§ **What the exercise asks**
Exactly as given, repeat all of the entries.

§ **Material supplied**
--------------------

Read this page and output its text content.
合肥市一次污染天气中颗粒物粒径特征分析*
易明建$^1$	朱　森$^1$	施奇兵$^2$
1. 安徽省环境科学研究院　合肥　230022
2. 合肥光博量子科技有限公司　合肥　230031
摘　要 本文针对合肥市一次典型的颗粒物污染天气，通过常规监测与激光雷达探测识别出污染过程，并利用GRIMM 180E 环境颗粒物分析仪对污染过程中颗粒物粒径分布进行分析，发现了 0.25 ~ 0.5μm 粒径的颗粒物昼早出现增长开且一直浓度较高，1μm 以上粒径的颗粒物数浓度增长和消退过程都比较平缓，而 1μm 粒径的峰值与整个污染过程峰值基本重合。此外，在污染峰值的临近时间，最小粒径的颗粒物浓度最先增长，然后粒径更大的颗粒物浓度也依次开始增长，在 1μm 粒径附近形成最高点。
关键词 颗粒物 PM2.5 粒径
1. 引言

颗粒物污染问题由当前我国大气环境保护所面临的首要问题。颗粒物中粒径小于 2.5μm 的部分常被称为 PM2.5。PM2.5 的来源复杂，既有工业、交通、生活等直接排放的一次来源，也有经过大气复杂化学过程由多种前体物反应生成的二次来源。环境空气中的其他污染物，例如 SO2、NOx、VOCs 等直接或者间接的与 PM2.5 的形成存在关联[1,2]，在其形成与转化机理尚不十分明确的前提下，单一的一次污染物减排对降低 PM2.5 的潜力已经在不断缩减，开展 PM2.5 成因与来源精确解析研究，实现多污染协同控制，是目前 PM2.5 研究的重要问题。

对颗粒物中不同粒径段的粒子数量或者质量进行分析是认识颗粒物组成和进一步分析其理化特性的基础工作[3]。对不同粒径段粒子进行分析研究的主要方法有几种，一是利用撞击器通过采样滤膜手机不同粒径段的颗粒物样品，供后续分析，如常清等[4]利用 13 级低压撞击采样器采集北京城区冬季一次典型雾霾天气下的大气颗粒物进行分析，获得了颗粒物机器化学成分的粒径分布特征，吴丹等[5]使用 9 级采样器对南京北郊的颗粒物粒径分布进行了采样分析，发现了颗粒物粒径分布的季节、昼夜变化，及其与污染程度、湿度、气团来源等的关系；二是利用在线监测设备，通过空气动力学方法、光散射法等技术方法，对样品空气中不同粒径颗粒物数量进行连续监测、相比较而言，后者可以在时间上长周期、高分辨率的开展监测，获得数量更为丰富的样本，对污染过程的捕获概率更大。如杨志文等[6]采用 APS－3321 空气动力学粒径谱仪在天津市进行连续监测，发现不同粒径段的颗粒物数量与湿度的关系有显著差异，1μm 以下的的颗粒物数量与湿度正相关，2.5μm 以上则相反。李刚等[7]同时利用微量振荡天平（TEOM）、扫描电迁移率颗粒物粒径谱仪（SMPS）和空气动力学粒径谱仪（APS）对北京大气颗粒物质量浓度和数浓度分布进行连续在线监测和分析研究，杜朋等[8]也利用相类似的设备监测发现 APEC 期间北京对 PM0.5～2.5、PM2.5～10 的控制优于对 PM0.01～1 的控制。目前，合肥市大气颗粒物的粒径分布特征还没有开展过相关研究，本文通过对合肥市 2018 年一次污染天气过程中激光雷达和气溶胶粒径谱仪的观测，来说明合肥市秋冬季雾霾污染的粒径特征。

--------------------

§ **Written solution**
Read this page and output its text content.
合肥市一次污染天气中颗粒物粒径特征分析*
易明建$^1$	朱　森$^1$	施奇兵$^2$
1. 安徽省环境科学研究院　合肥　230022
2. 合肥光博量子科技有限公司　合肥　230031
摘　要 本文针对合肥市一次典型的颗粒物污染天气，通过常规监测与激光雷达探测识别出污染过程，并利用GRIMM 180E 环境颗粒物分析仪对污染过程中颗粒物粒径分布进行分析，发现了 0.25 ~ 0.5μm 粒径的颗粒物昼早出现增长开且一直浓度较高，1μm 以上粒径的颗粒物数浓度增长和消退过程都比较平缓，而 1μm 粒径的峰值与整个污染过程峰值基本重合。此外，在污染峰值的临近时间，最小粒径的颗粒物浓度最先增长，然后粒径更大的颗粒物浓度也依次开始增长，在 1μm 粒径附近形成最高点。
关键词 颗粒物 PM2.5 粒径
1. 引言

颗粒物污染问题由当前我国大气环境保护所面临的首要问题。颗粒物中粒径小于 2.5μm 的部分常被称为 PM2.5。PM2.5 的来源复杂，既有工业、交通、生活等直接排放的一次来源，也有经过大气复杂化学过程由多种前体物反应生成的二次来源。环境空气中的其他污染物，例如 SO2、NOx、VOCs 等直接或者间接的与 PM2.5 的形成存在关联[1,2]，在其形成与转化机理尚不十分明确的前提下，单一的一次污染物减排对降低 PM2.5 的潜力已经在不断缩减，开展 PM2.5 成因与来源精确解析研究，实现多污染协同控制，是目前 PM2.5 研究的重要问题。

对颗粒物中不同粒径段的粒子数量或者质量进行分析是认识颗粒物组成和进一步分析其理化特性的基础工作[3]。对不同粒径段粒子进行分析研究的主要方法有几种，一是利用撞击器通过采样滤膜手机不同粒径段的颗粒物样品，供后续分析，如常清等[4]利用 13 级低压撞击采样器采集北京城区冬季一次典型雾霾天气下的大气颗粒物进行分析，获得了颗粒物机器化学成分的粒径分布特征，吴丹等[5]使用 9 级采样器对南京北郊的颗粒物粒径分布进行了采样分析，发现了颗粒物粒径分布的季节、昼夜变化，及其与污染程度、湿度、气团来源等的关系；二是利用在线监测设备，通过空气动力学方法、光散射法等技术方法，对样品空气中不同粒径颗粒物数量进行连续监测、相比较而言，后者可以在时间上长周期、高分辨率的开展监测，获得数量更为丰富的样本，对污染过程的捕获概率更大。如杨志文等[6]采用 APS－3321 空气动力学粒径谱仪在天津市进行连续监测，发现不同粒径段的颗粒物数量与湿度的关系有显著差异，1μm 以下的的颗粒物数量与湿度正相关，2.5μm 以上则相反。李刚等[7]同时利用微量振荡天平（TEOM）、扫描电迁移率颗粒物粒径谱仪（SMPS）和空气动力学粒径谱仪（APS）对北京大气颗粒物质量浓度和数浓度分布进行连续在线监测和分析研究，杜朋等[8]也利用相类似的设备监测发现 APEC 期间北京对 PM0.5～2.5、PM2.5～10 的控制优于对 PM0.01～1 的控制。目前，合肥市大气颗粒物的粒径分布特征还没有开展过相关研究，本文通过对合肥市 2018 年一次污染天气过程中激光雷达和气溶胶粒径谱仪的观测，来说明合肥市秋冬季雾霾污染的粒径特征。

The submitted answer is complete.